→ Task to complete: Your task is to copy the listing exactly, with the pictures left out.

= = =

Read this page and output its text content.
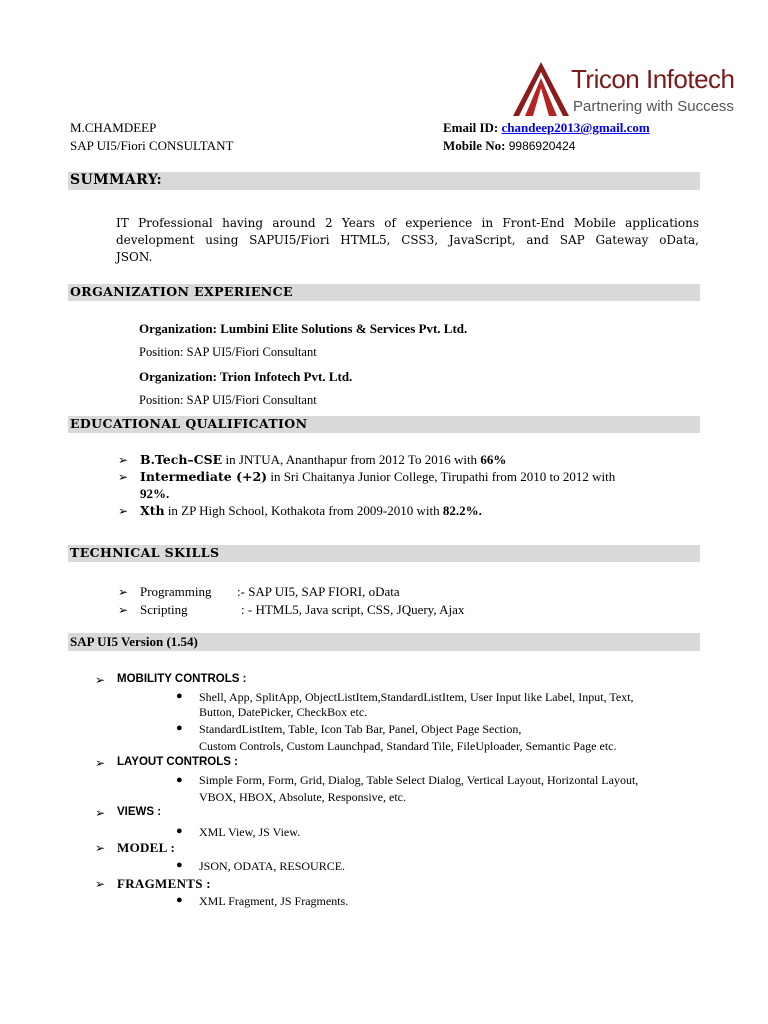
Tricon Infotech
Partnering with Success
M.CHAMDEEP
SAP UI5/Fiori CONSULTANT
Email ID: chandeep2013@gmail.com
Mobile No: 9986920424
SUMMARY:
IT Professional having around 2 Years of experience in Front-End Mobile applications
development using SAPUI5/Fiori HTML5, CSS3, JavaScript, and SAP Gateway oData,
JSON.
ORGANIZATION EXPERIENCE
Organization: Lumbini Elite Solutions & Services Pvt. Ltd.
Position: SAP UI5/Fiori Consultant
Organization: Trion Infotech Pvt. Ltd.
Position: SAP UI5/Fiori Consultant
EDUCATIONAL QUALIFICATION
➢ B.Tech–CSE in JNTUA, Ananthapur from 2012 To 2016 with 66%
➢ Intermediate (+2) in Sri Chaitanya Junior College, Tirupathi from 2010 to 2012 with
92%.
➢ Xth in ZP High School, Kothakota from 2009-2010 with 82.2%.
TECHNICAL SKILLS
➢ Programming :- SAP UI5, SAP FIORI, oData
➢ Scripting	: - HTML5, Java script, CSS, JQuery, Ajax
SAP UI5 Version (1.54)
➢ MOBILITY CONTROLS :
● Shell, App, SplitApp, ObjectListItem,StandardListItem, User Input like Label, Input, Text,
Button, DatePicker, CheckBox etc.
● StandardListItem, Table, Icon Tab Bar, Panel, Object Page Section,
Custom Controls, Custom Launchpad, Standard Tile, FileUploader, Semantic Page etc.
➢ LAYOUT CONTROLS :
● Simple Form, Form, Grid, Dialog, Table Select Dialog, Vertical Layout, Horizontal Layout,
VBOX, HBOX, Absolute, Responsive, etc.
➢ VIEWS :
● XML View, JS View.
➢ MODEL :
● JSON, ODATA, RESOURCE.
➢ FRAGMENTS :
● XML Fragment, JS Fragments.
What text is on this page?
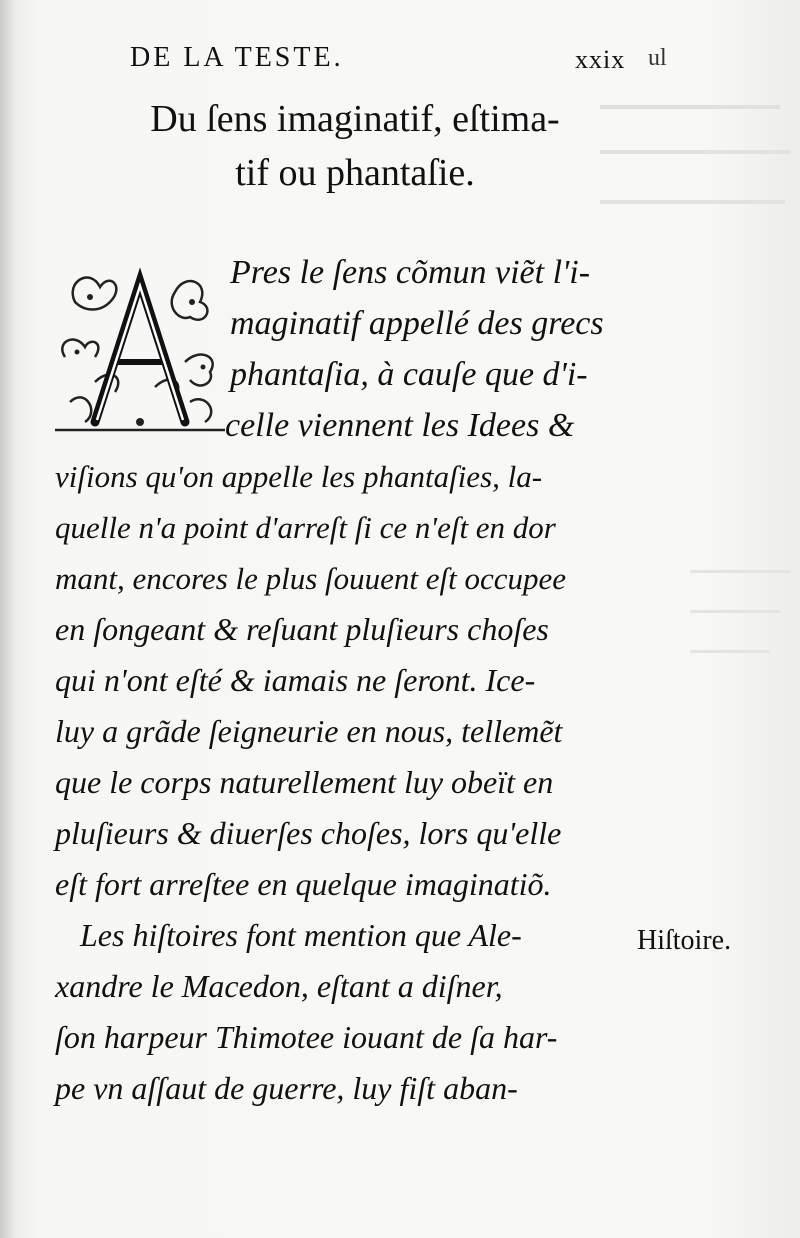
DE LA TESTE.	xxix ul
Du ſens imaginatif, eſtima-
tif ou phantaſie.
Pres le ſens cõmun viẽt l'i-
maginatif appellé des grecs
phantaſia, à cauſe que d'i-
celle viennent les Idees &
viſions qu'on appelle les phantaſies, la-
quelle n'a point d'arreſt ſi ce n'eſt en dor
mant, encores le plus ſouuent eſt occupee
en ſongeant & reſuant pluſieurs choſes
qui n'ont eſté & iamais ne ſeront. Ice-
luy a grãde ſeigneurie en nous, tellemẽt
que le corps naturellement luy obeït en
pluſieurs & diuerſes choſes, lors qu'elle
eſt fort arreſtee en quelque imaginatiõ.
Les hiſtoires font mention que Ale-
xandre le Macedon, eſtant a diſner,
ſon harpeur Thimotee iouant de ſa har-
pe vn aſſaut de guerre, luy fiſt aban-
Hiſtoire.
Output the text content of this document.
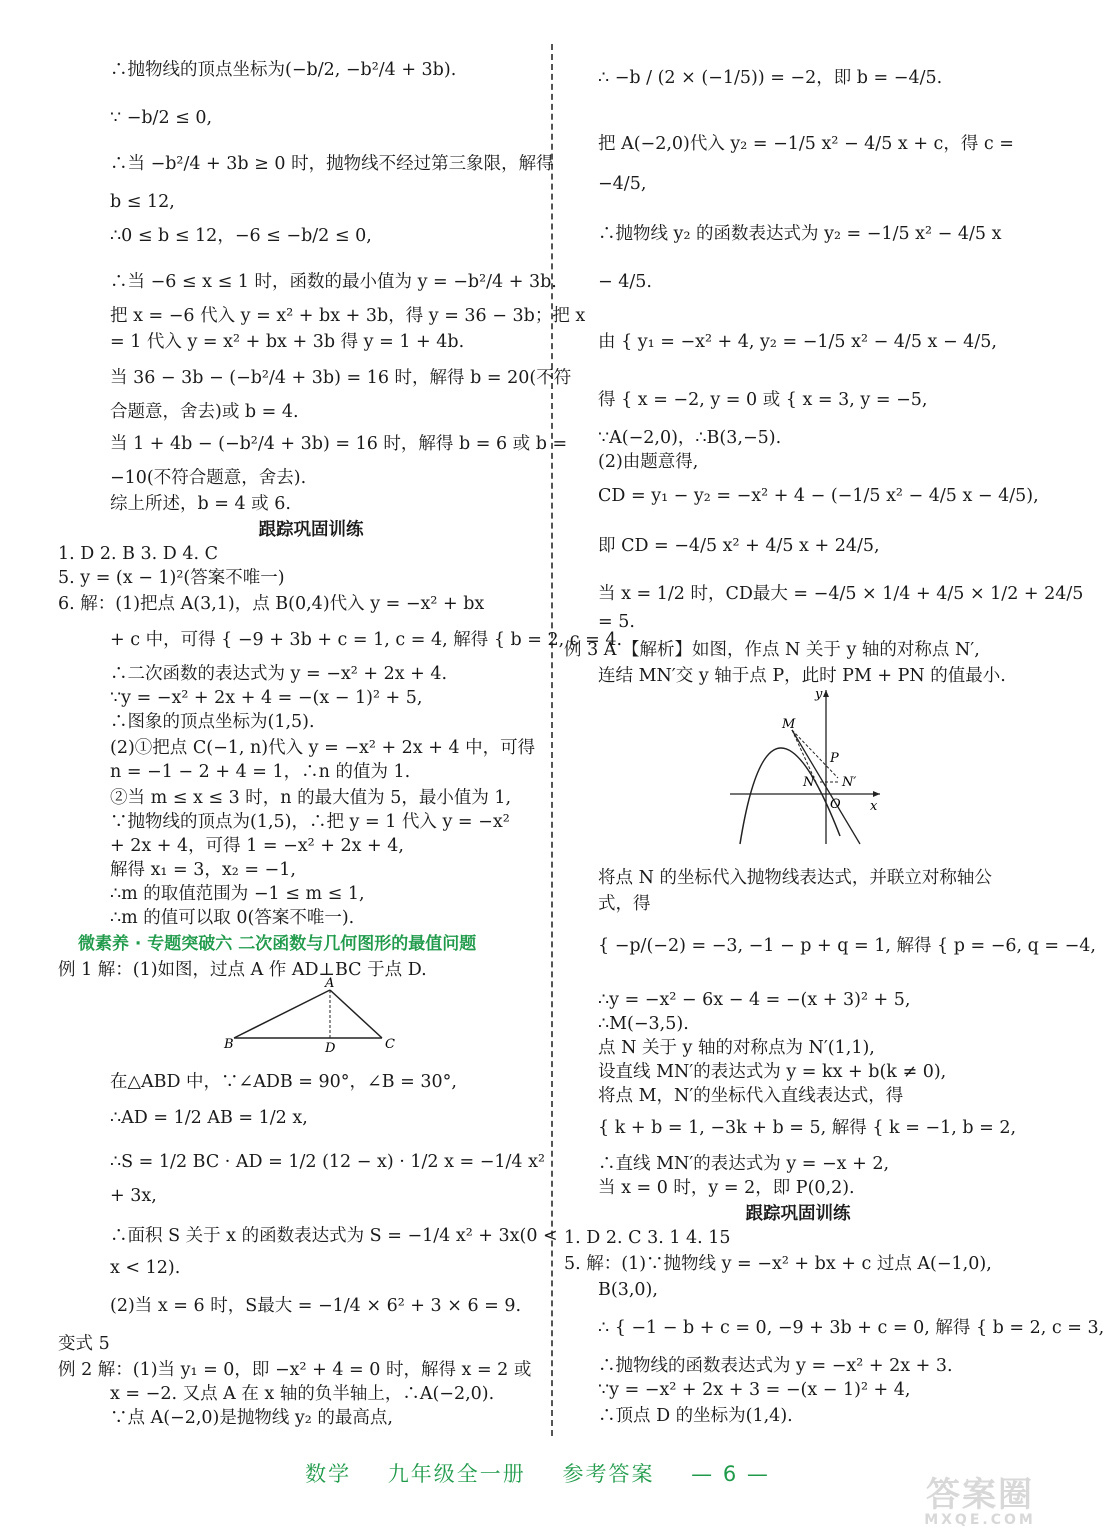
∴抛物线的顶点坐标为(−b/2, −b²/4 + 3b).
∵ −b/2 ≤ 0,
∴当 −b²/4 + 3b ≥ 0 时，抛物线不经过第三象限，解得
b ≤ 12,
∴0 ≤ b ≤ 12，−6 ≤ −b/2 ≤ 0,
∴当 −6 ≤ x ≤ 1 时，函数的最小值为 y = −b²/4 + 3b.
把 x = −6 代入 y = x² + bx + 3b，得 y = 36 − 3b；把 x
= 1 代入 y = x² + bx + 3b 得 y = 1 + 4b.
当 36 − 3b − (−b²/4 + 3b) = 16 时，解得 b = 20(不符
合题意，舍去)或 b = 4.
当 1 + 4b − (−b²/4 + 3b) = 16 时，解得 b = 6 或 b =
−10(不符合题意，舍去).
综上所述，b = 4 或 6.
跟踪巩固训练
1. D 2. B 3. D 4. C
5. y = (x − 1)²(答案不唯一)
6. 解：(1)把点 A(3,1)，点 B(0,4)代入 y = −x² + bx
+ c 中，可得 { −9 + 3b + c = 1, c = 4, 解得 { b = 2, c = 4.
∴二次函数的表达式为 y = −x² + 2x + 4.
∵y = −x² + 2x + 4 = −(x − 1)² + 5,
∴图象的顶点坐标为(1,5).
(2)①把点 C(−1, n)代入 y = −x² + 2x + 4 中，可得
n = −1 − 2 + 4 = 1，∴n 的值为 1.
②当 m ≤ x ≤ 3 时，n 的最大值为 5，最小值为 1,
∵抛物线的顶点为(1,5)，∴把 y = 1 代入 y = −x²
+ 2x + 4，可得 1 = −x² + 2x + 4,
解得 x₁ = 3，x₂ = −1,
∴m 的取值范围为 −1 ≤ m ≤ 1,
∴m 的值可以取 0(答案不唯一).
微素养 · 专题突破六 二次函数与几何图形的最值问题
例 1 解：(1)如图，过点 A 作 AD⊥BC 于点 D.
A
B	D	C
在△ABD 中，∵∠ADB = 90°，∠B = 30°,
∴AD = 1/2 AB = 1/2 x,
∴S = 1/2 BC · AD = 1/2 (12 − x) · 1/2 x = −1/4 x²
+ 3x,
∴面积 S 关于 x 的函数表达式为 S = −1/4 x² + 3x(0 <
x < 12).
(2)当 x = 6 时，S最大 = −1/4 × 6² + 3 × 6 = 9.
变式 5
例 2 解：(1)当 y₁ = 0，即 −x² + 4 = 0 时，解得 x = 2 或
x = −2. 又点 A 在 x 轴的负半轴上，∴A(−2,0).
∵点 A(−2,0)是抛物线 y₂ 的最高点,
∴ −b / (2 × (−1/5)) = −2，即 b = −4/5.
把 A(−2,0)代入 y₂ = −1/5 x² − 4/5 x + c，得 c =
−4/5,
∴抛物线 y₂ 的函数表达式为 y₂ = −1/5 x² − 4/5 x
− 4/5.
由 { y₁ = −x² + 4, y₂ = −1/5 x² − 4/5 x − 4/5,
得 { x = −2, y = 0 或 { x = 3, y = −5,
∵A(−2,0)，∴B(3,−5).
(2)由题意得,
CD = y₁ − y₂ = −x² + 4 − (−1/5 x² − 4/5 x − 4/5),
即 CD = −4/5 x² + 4/5 x + 24/5,
当 x = 1/2 时，CD最大 = −4/5 × 1/4 + 4/5 × 1/2 + 24/5
= 5.
例 3 A 【解析】如图，作点 N 关于 y 轴的对称点 N′,
连结 MN′交 y 轴于点 P，此时 PM + PN 的值最小.
y
M
P
N N′
O x
将点 N 的坐标代入抛物线表达式，并联立对称轴公
式，得
{ −p/(−2) = −3, −1 − p + q = 1, 解得 { p = −6, q = −4,
∴y = −x² − 6x − 4 = −(x + 3)² + 5,
∴M(−3,5).
点 N 关于 y 轴的对称点为 N′(1,1),
设直线 MN′的表达式为 y = kx + b(k ≠ 0),
将点 M，N′的坐标代入直线表达式，得
{ k + b = 1, −3k + b = 5, 解得 { k = −1, b = 2,
∴直线 MN′的表达式为 y = −x + 2,
当 x = 0 时，y = 2，即 P(0,2).
跟踪巩固训练
1. D 2. C 3. 1 4. 15
5. 解：(1)∵抛物线 y = −x² + bx + c 过点 A(−1,0),
B(3,0),
∴ { −1 − b + c = 0, −9 + 3b + c = 0, 解得 { b = 2, c = 3,
∴抛物线的函数表达式为 y = −x² + 2x + 3.
∵y = −x² + 2x + 3 = −(x − 1)² + 4,
∴顶点 D 的坐标为(1,4).
数学 九年级全一册 参考答案 — 6 —
答案圈
MXQE.COM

= = =

→ Full output:
Read this page and output its text content.
Tricon Infotech
Partnering with Success
M.CHAMDEEP
SAP UI5/Fiori CONSULTANT
Email ID: chandeep2013@gmail.com
Mobile No: 9986920424
SUMMARY:
IT Professional having around 2 Years of experience in Front-End Mobile applications
development using SAPUI5/Fiori HTML5, CSS3, JavaScript, and SAP Gateway oData,
JSON.
ORGANIZATION EXPERIENCE
Organization: Lumbini Elite Solutions & Services Pvt. Ltd.
Position: SAP UI5/Fiori Consultant
Organization: Trion Infotech Pvt. Ltd.
Position: SAP UI5/Fiori Consultant
EDUCATIONAL QUALIFICATION
➢ B.Tech–CSE in JNTUA, Ananthapur from 2012 To 2016 with 66%
➢ Intermediate (+2) in Sri Chaitanya Junior College, Tirupathi from 2010 to 2012 with
92%.
➢ Xth in ZP High School, Kothakota from 2009-2010 with 82.2%.
TECHNICAL SKILLS
➢ Programming :- SAP UI5, SAP FIORI, oData
➢ Scripting	: - HTML5, Java script, CSS, JQuery, Ajax
SAP UI5 Version (1.54)
➢ MOBILITY CONTROLS :
● Shell, App, SplitApp, ObjectListItem,StandardListItem, User Input like Label, Input, Text,
Button, DatePicker, CheckBox etc.
● StandardListItem, Table, Icon Tab Bar, Panel, Object Page Section,
Custom Controls, Custom Launchpad, Standard Tile, FileUploader, Semantic Page etc.
➢ LAYOUT CONTROLS :
● Simple Form, Form, Grid, Dialog, Table Select Dialog, Vertical Layout, Horizontal Layout,
VBOX, HBOX, Absolute, Responsive, etc.
➢ VIEWS :
● XML View, JS View.
➢ MODEL :
● JSON, ODATA, RESOURCE.
➢ FRAGMENTS :
● XML Fragment, JS Fragments.
What text is on this page?
DE LA TESTE.	xxix ul
Du ſens imaginatif, eſtima-
tif ou phantaſie.
Pres le ſens cõmun viẽt l'i-
maginatif appellé des grecs
phantaſia, à cauſe que d'i-
celle viennent les Idees &
viſions qu'on appelle les phantaſies, la-
quelle n'a point d'arreſt ſi ce n'eſt en dor
mant, encores le plus ſouuent eſt occupee
en ſongeant & reſuant pluſieurs choſes
qui n'ont eſté & iamais ne ſeront. Ice-
luy a grãde ſeigneurie en nous, tellemẽt
que le corps naturellement luy obeït en
pluſieurs & diuerſes choſes, lors qu'elle
eſt fort arreſtee en quelque imaginatiõ.
Les hiſtoires font mention que Ale-
xandre le Macedon, eſtant a diſner,
ſon harpeur Thimotee iouant de ſa har-
pe vn aſſaut de guerre, luy fiſt aban-
Hiſtoire.
Output the text content of this document.
∴抛物线的顶点坐标为(−b/2, −b²/4 + 3b).
∵ −b/2 ≤ 0,
∴当 −b²/4 + 3b ≥ 0 时，抛物线不经过第三象限，解得
b ≤ 12,
∴0 ≤ b ≤ 12，−6 ≤ −b/2 ≤ 0,
∴当 −6 ≤ x ≤ 1 时，函数的最小值为 y = −b²/4 + 3b.
把 x = −6 代入 y = x² + bx + 3b，得 y = 36 − 3b；把 x
= 1 代入 y = x² + bx + 3b 得 y = 1 + 4b.
当 36 − 3b − (−b²/4 + 3b) = 16 时，解得 b = 20(不符
合题意，舍去)或 b = 4.
当 1 + 4b − (−b²/4 + 3b) = 16 时，解得 b = 6 或 b =
−10(不符合题意，舍去).
综上所述，b = 4 或 6.
跟踪巩固训练
1. D 2. B 3. D 4. C
5. y = (x − 1)²(答案不唯一)
6. 解：(1)把点 A(3,1)，点 B(0,4)代入 y = −x² + bx
+ c 中，可得 { −9 + 3b + c = 1, c = 4, 解得 { b = 2, c = 4.
∴二次函数的表达式为 y = −x² + 2x + 4.
∵y = −x² + 2x + 4 = −(x − 1)² + 5,
∴图象的顶点坐标为(1,5).
(2)①把点 C(−1, n)代入 y = −x² + 2x + 4 中，可得
n = −1 − 2 + 4 = 1，∴n 的值为 1.
②当 m ≤ x ≤ 3 时，n 的最大值为 5，最小值为 1,
∵抛物线的顶点为(1,5)，∴把 y = 1 代入 y = −x²
+ 2x + 4，可得 1 = −x² + 2x + 4,
解得 x₁ = 3，x₂ = −1,
∴m 的取值范围为 −1 ≤ m ≤ 1,
∴m 的值可以取 0(答案不唯一).
微素养 · 专题突破六 二次函数与几何图形的最值问题
例 1 解：(1)如图，过点 A 作 AD⊥BC 于点 D.
A
B	D	C
在△ABD 中，∵∠ADB = 90°，∠B = 30°,
∴AD = 1/2 AB = 1/2 x,
∴S = 1/2 BC · AD = 1/2 (12 − x) · 1/2 x = −1/4 x²
+ 3x,
∴面积 S 关于 x 的函数表达式为 S = −1/4 x² + 3x(0 <
x < 12).
(2)当 x = 6 时，S最大 = −1/4 × 6² + 3 × 6 = 9.
变式 5
例 2 解：(1)当 y₁ = 0，即 −x² + 4 = 0 时，解得 x = 2 或
x = −2. 又点 A 在 x 轴的负半轴上，∴A(−2,0).
∵点 A(−2,0)是抛物线 y₂ 的最高点,
∴ −b / (2 × (−1/5)) = −2，即 b = −4/5.
把 A(−2,0)代入 y₂ = −1/5 x² − 4/5 x + c，得 c =
−4/5,
∴抛物线 y₂ 的函数表达式为 y₂ = −1/5 x² − 4/5 x
− 4/5.
由 { y₁ = −x² + 4, y₂ = −1/5 x² − 4/5 x − 4/5,
得 { x = −2, y = 0 或 { x = 3, y = −5,
∵A(−2,0)，∴B(3,−5).
(2)由题意得,
CD = y₁ − y₂ = −x² + 4 − (−1/5 x² − 4/5 x − 4/5),
即 CD = −4/5 x² + 4/5 x + 24/5,
当 x = 1/2 时，CD最大 = −4/5 × 1/4 + 4/5 × 1/2 + 24/5
= 5.
例 3 A 【解析】如图，作点 N 关于 y 轴的对称点 N′,
连结 MN′交 y 轴于点 P，此时 PM + PN 的值最小.
y
M
P
N N′
O x
将点 N 的坐标代入抛物线表达式，并联立对称轴公
式，得
{ −p/(−2) = −3, −1 − p + q = 1, 解得 { p = −6, q = −4,
∴y = −x² − 6x − 4 = −(x + 3)² + 5,
∴M(−3,5).
点 N 关于 y 轴的对称点为 N′(1,1),
设直线 MN′的表达式为 y = kx + b(k ≠ 0),
将点 M，N′的坐标代入直线表达式，得
{ k + b = 1, −3k + b = 5, 解得 { k = −1, b = 2,
∴直线 MN′的表达式为 y = −x + 2,
当 x = 0 时，y = 2，即 P(0,2).
跟踪巩固训练
1. D 2. C 3. 1 4. 15
5. 解：(1)∵抛物线 y = −x² + bx + c 过点 A(−1,0),
B(3,0),
∴ { −1 − b + c = 0, −9 + 3b + c = 0, 解得 { b = 2, c = 3,
∴抛物线的函数表达式为 y = −x² + 2x + 3.
∵y = −x² + 2x + 3 = −(x − 1)² + 4,
∴顶点 D 的坐标为(1,4).
数学 九年级全一册 参考答案 — 6 —
答案圈
MXQE.COM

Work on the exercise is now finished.